--- start ---
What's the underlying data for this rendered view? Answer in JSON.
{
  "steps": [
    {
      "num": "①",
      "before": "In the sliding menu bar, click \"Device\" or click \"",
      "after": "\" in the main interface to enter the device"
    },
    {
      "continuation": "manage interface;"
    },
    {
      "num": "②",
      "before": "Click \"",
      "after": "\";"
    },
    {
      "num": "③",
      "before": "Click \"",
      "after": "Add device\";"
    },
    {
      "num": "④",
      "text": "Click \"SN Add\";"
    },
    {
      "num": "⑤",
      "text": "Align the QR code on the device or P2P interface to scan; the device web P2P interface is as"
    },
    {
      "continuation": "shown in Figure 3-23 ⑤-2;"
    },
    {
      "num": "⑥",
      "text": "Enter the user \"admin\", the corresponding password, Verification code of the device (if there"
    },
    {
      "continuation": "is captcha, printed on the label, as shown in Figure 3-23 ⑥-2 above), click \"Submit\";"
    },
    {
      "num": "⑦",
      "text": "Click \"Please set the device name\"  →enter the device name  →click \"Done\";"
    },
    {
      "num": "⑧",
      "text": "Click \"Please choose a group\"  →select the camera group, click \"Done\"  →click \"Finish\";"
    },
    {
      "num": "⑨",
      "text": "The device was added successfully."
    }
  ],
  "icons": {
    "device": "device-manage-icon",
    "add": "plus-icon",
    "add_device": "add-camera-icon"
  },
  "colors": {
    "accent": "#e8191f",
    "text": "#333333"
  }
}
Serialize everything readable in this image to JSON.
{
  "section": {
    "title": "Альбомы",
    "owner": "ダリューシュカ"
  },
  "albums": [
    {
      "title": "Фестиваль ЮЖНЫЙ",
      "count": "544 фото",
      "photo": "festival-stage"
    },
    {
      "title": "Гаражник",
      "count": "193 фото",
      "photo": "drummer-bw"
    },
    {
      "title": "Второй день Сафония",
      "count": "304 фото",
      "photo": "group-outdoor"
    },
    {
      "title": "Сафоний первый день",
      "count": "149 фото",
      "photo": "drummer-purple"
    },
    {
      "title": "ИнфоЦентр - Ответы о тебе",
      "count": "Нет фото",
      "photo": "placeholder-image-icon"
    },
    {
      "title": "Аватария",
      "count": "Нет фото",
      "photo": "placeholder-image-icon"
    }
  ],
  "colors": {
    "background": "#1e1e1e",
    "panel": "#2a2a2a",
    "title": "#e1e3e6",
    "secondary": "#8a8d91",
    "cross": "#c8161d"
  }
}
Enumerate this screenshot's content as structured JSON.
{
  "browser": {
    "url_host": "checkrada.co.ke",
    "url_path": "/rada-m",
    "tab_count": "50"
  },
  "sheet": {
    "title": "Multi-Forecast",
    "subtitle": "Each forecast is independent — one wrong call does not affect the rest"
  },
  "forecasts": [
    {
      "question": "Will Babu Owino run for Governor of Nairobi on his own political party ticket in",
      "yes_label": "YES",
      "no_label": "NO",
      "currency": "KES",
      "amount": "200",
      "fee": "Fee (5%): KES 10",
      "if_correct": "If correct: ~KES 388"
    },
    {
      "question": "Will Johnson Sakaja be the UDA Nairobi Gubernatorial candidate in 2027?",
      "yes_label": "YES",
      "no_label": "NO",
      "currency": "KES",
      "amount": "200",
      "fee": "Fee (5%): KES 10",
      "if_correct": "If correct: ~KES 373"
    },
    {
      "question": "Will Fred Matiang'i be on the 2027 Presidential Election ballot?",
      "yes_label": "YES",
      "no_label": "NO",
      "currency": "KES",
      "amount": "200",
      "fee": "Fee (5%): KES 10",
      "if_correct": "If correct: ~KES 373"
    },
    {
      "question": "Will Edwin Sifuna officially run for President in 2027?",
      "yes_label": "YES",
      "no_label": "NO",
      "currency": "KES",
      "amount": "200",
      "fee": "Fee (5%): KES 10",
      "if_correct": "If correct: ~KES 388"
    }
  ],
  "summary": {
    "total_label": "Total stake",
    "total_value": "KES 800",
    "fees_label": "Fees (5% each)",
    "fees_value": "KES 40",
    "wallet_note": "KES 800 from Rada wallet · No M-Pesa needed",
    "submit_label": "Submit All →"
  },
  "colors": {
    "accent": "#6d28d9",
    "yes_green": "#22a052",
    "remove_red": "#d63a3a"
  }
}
--- end ---
All of the material must be reproduced exactly.

## Problem solution:
What's the underlying data for this rendered view? Answer in JSON.
{
  "steps": [
    {
      "num": "①",
      "before": "In the sliding menu bar, click \"Device\" or click \"",
      "after": "\" in the main interface to enter the device"
    },
    {
      "continuation": "manage interface;"
    },
    {
      "num": "②",
      "before": "Click \"",
      "after": "\";"
    },
    {
      "num": "③",
      "before": "Click \"",
      "after": "Add device\";"
    },
    {
      "num": "④",
      "text": "Click \"SN Add\";"
    },
    {
      "num": "⑤",
      "text": "Align the QR code on the device or P2P interface to scan; the device web P2P interface is as"
    },
    {
      "continuation": "shown in Figure 3-23 ⑤-2;"
    },
    {
      "num": "⑥",
      "text": "Enter the user \"admin\", the corresponding password, Verification code of the device (if there"
    },
    {
      "continuation": "is captcha, printed on the label, as shown in Figure 3-23 ⑥-2 above), click \"Submit\";"
    },
    {
      "num": "⑦",
      "text": "Click \"Please set the device name\"  →enter the device name  →click \"Done\";"
    },
    {
      "num": "⑧",
      "text": "Click \"Please choose a group\"  →select the camera group, click \"Done\"  →click \"Finish\";"
    },
    {
      "num": "⑨",
      "text": "The device was added successfully."
    }
  ],
  "icons": {
    "device": "device-manage-icon",
    "add": "plus-icon",
    "add_device": "add-camera-icon"
  },
  "colors": {
    "accent": "#e8191f",
    "text": "#333333"
  }
}
Serialize everything readable in this image to JSON.
{
  "section": {
    "title": "Альбомы",
    "owner": "ダリューシュカ"
  },
  "albums": [
    {
      "title": "Фестиваль ЮЖНЫЙ",
      "count": "544 фото",
      "photo": "festival-stage"
    },
    {
      "title": "Гаражник",
      "count": "193 фото",
      "photo": "drummer-bw"
    },
    {
      "title": "Второй день Сафония",
      "count": "304 фото",
      "photo": "group-outdoor"
    },
    {
      "title": "Сафоний первый день",
      "count": "149 фото",
      "photo": "drummer-purple"
    },
    {
      "title": "ИнфоЦентр - Ответы о тебе",
      "count": "Нет фото",
      "photo": "placeholder-image-icon"
    },
    {
      "title": "Аватария",
      "count": "Нет фото",
      "photo": "placeholder-image-icon"
    }
  ],
  "colors": {
    "background": "#1e1e1e",
    "panel": "#2a2a2a",
    "title": "#e1e3e6",
    "secondary": "#8a8d91",
    "cross": "#c8161d"
  }
}
Enumerate this screenshot's content as structured JSON.
{
  "browser": {
    "url_host": "checkrada.co.ke",
    "url_path": "/rada-m",
    "tab_count": "50"
  },
  "sheet": {
    "title": "Multi-Forecast",
    "subtitle": "Each forecast is independent — one wrong call does not affect the rest"
  },
  "forecasts": [
    {
      "question": "Will Babu Owino run for Governor of Nairobi on his own political party ticket in",
      "yes_label": "YES",
      "no_label": "NO",
      "currency": "KES",
      "amount": "200",
      "fee": "Fee (5%): KES 10",
      "if_correct": "If correct: ~KES 388"
    },
    {
      "question": "Will Johnson Sakaja be the UDA Nairobi Gubernatorial candidate in 2027?",
      "yes_label": "YES",
      "no_label": "NO",
      "currency": "KES",
      "amount": "200",
      "fee": "Fee (5%): KES 10",
      "if_correct": "If correct: ~KES 373"
    },
    {
      "question": "Will Fred Matiang'i be on the 2027 Presidential Election ballot?",
      "yes_label": "YES",
      "no_label": "NO",
      "currency": "KES",
      "amount": "200",
      "fee": "Fee (5%): KES 10",
      "if_correct": "If correct: ~KES 373"
    },
    {
      "question": "Will Edwin Sifuna officially run for President in 2027?",
      "yes_label": "YES",
      "no_label": "NO",
      "currency": "KES",
      "amount": "200",
      "fee": "Fee (5%): KES 10",
      "if_correct": "If correct: ~KES 388"
    }
  ],
  "summary": {
    "total_label": "Total stake",
    "total_value": "KES 800",
    "fees_label": "Fees (5% each)",
    "fees_value": "KES 40",
    "wallet_note": "KES 800 from Rada wallet · No M-Pesa needed",
    "submit_label": "Submit All →"
  },
  "colors": {
    "accent": "#6d28d9",
    "yes_green": "#22a052",
    "remove_red": "#d63a3a"
  }
}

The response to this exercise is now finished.